REQUIREMENT> The listing beneath should be written out in full, exactly as shown.

++++ ENTRIES SUPPLIED ++++

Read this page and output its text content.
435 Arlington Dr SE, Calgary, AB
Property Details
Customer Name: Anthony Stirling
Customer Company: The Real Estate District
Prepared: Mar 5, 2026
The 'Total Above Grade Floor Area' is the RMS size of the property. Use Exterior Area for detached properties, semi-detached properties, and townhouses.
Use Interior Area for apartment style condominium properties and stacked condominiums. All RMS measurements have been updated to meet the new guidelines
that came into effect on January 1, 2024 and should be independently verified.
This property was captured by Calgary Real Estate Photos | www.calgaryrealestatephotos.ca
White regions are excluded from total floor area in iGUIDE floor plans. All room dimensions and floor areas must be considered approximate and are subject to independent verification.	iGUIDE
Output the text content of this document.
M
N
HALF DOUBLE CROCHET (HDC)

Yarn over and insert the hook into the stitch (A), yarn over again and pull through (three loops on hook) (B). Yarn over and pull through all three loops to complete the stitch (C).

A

++++

OUTPUT FOR THIS TASK>
Read this page and output its text content.
435 Arlington Dr SE, Calgary, AB
Property Details
Customer Name: Anthony Stirling
Customer Company: The Real Estate District
Prepared: Mar 5, 2026
The 'Total Above Grade Floor Area' is the RMS size of the property. Use Exterior Area for detached properties, semi-detached properties, and townhouses.
Use Interior Area for apartment style condominium properties and stacked condominiums. All RMS measurements have been updated to meet the new guidelines
that came into effect on January 1, 2024 and should be independently verified.
This property was captured by Calgary Real Estate Photos | www.calgaryrealestatephotos.ca
White regions are excluded from total floor area in iGUIDE floor plans. All room dimensions and floor areas must be considered approximate and are subject to independent verification.	iGUIDE
Output the text content of this document.
M
N
HALF DOUBLE CROCHET (HDC)

Yarn over and insert the hook into the stitch (A), yarn over again and pull through (three loops on hook) (B). Yarn over and pull through all three loops to complete the stitch (C).

A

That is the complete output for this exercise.